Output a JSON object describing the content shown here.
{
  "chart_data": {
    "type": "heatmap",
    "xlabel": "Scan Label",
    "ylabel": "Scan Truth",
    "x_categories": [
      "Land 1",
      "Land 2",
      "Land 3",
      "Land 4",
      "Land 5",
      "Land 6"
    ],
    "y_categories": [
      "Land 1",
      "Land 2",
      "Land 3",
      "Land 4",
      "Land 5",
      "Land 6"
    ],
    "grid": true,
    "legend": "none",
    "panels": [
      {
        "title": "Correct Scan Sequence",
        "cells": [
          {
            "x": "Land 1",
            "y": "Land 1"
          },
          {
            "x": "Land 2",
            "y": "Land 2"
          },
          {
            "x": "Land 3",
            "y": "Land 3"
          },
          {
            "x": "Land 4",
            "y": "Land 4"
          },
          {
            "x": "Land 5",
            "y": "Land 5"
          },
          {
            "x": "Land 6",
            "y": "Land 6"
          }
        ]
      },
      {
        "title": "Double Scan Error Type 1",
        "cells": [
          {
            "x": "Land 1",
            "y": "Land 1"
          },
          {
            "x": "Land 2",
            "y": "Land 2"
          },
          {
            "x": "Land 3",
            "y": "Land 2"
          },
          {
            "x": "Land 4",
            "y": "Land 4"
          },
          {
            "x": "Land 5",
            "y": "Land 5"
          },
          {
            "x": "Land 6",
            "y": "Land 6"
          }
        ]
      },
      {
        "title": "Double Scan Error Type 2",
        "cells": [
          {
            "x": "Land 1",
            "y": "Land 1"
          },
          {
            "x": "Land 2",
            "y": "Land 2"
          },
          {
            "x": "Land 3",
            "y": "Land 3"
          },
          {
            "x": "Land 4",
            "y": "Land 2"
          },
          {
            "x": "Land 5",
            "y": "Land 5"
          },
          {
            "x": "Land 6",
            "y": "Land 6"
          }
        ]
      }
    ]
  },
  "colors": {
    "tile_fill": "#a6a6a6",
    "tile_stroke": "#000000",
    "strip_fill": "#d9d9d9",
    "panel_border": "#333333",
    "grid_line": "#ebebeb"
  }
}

• Required task
Copy down every line of the material above that includes the string "Scan".

• Solution to this problem
    "xlabel": "Scan Label",
    "ylabel": "Scan Truth",
        "title": "Correct Scan Sequence",
        "title": "Double Scan Error Type 1",
        "title": "Double Scan Error Type 2",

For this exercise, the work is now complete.